*Written task*:
Each line containing the word "text" needs to be copied.

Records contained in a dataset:

┌──

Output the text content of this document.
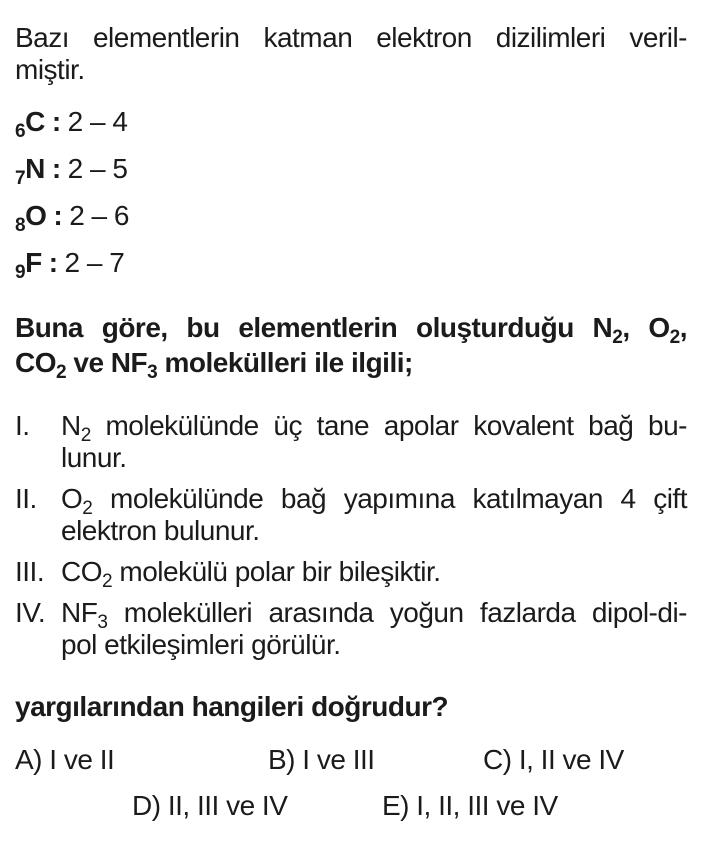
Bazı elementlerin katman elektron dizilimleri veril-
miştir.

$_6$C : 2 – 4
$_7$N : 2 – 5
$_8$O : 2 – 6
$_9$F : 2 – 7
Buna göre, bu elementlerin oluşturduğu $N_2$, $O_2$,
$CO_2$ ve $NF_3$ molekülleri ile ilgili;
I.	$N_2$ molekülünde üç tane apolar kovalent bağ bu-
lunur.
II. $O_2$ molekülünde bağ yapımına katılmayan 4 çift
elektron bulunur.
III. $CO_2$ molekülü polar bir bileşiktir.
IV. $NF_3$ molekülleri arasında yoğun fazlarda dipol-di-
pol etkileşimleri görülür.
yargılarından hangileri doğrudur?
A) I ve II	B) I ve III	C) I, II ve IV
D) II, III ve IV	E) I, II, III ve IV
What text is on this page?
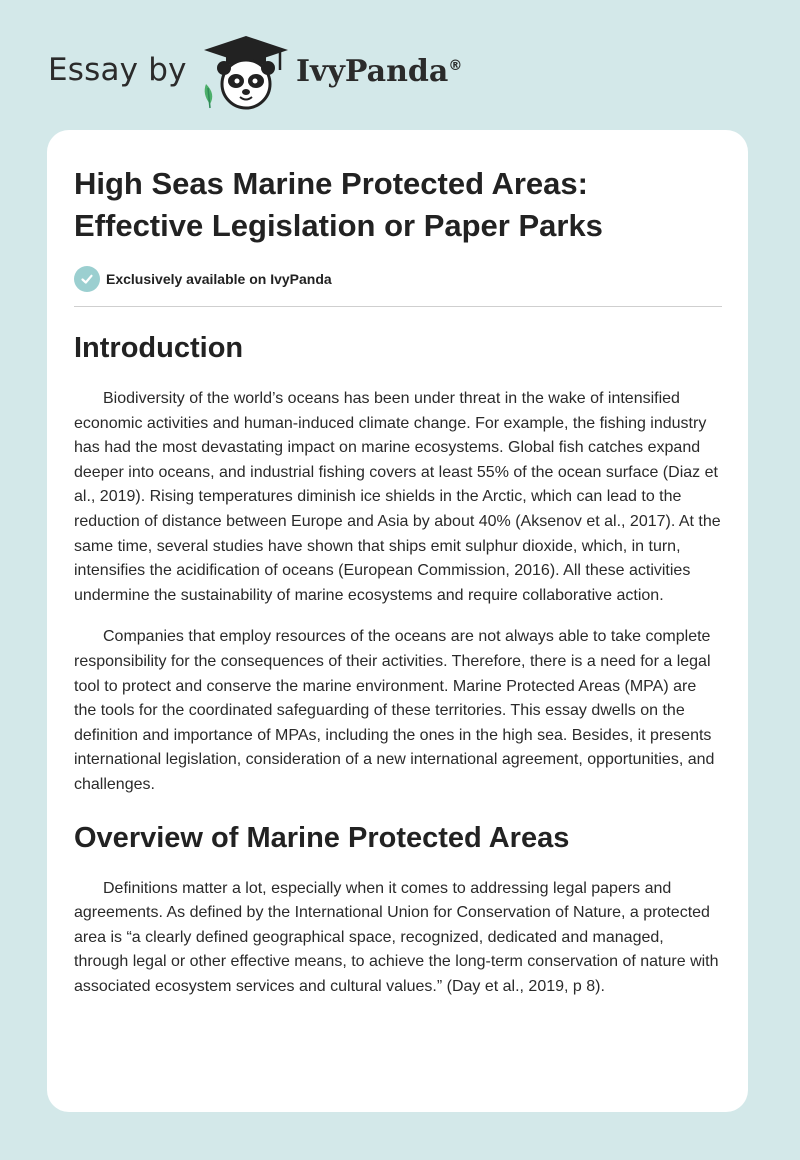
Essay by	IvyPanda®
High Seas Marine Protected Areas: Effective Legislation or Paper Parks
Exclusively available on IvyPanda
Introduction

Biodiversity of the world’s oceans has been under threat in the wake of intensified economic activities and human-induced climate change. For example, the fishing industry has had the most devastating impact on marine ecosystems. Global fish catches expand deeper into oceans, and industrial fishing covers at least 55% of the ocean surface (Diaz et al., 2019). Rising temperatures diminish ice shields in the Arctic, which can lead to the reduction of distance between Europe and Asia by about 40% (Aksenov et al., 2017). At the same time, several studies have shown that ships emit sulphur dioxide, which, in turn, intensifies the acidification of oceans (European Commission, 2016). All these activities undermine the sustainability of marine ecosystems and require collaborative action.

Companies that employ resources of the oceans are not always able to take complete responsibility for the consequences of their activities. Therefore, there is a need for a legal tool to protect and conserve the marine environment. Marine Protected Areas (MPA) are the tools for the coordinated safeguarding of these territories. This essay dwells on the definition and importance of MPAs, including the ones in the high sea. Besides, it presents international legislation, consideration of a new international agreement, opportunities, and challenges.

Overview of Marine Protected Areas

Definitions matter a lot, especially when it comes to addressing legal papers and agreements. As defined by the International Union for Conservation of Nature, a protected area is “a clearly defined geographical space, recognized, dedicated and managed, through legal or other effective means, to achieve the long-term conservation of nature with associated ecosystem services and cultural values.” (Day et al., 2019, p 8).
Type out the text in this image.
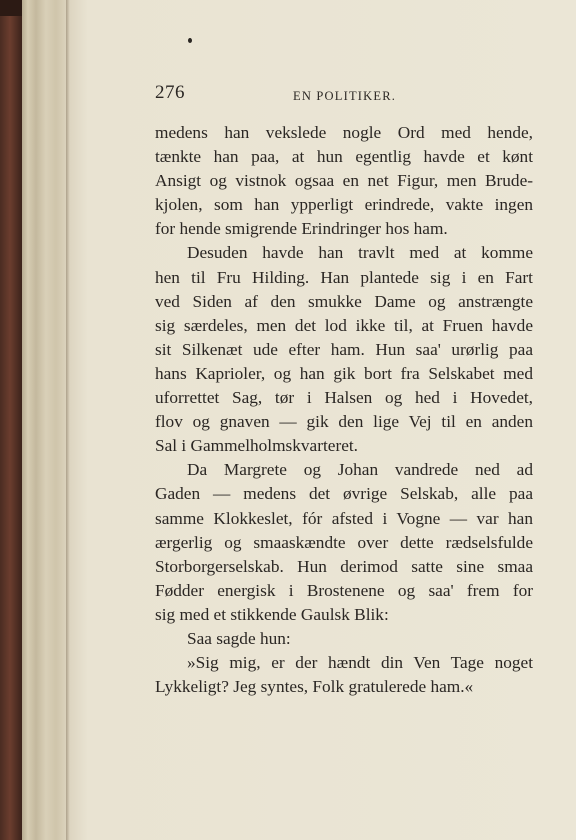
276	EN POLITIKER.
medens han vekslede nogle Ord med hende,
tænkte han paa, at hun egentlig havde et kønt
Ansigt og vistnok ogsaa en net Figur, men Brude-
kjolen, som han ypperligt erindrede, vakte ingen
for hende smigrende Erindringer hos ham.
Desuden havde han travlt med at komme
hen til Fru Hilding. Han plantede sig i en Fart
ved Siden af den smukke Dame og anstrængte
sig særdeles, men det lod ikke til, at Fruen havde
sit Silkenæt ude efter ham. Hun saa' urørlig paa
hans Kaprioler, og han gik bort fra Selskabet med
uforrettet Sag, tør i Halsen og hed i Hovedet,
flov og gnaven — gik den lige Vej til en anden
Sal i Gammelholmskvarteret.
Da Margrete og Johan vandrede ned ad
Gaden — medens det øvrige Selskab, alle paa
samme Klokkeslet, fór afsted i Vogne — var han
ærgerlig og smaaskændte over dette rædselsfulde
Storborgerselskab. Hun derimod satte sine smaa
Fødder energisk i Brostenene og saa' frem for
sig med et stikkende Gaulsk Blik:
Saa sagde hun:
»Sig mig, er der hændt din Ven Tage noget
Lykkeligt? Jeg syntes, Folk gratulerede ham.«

└──

*Solution for this exercise*:
Output the text content of this document.
What text is on this page?
Type out the text in this image.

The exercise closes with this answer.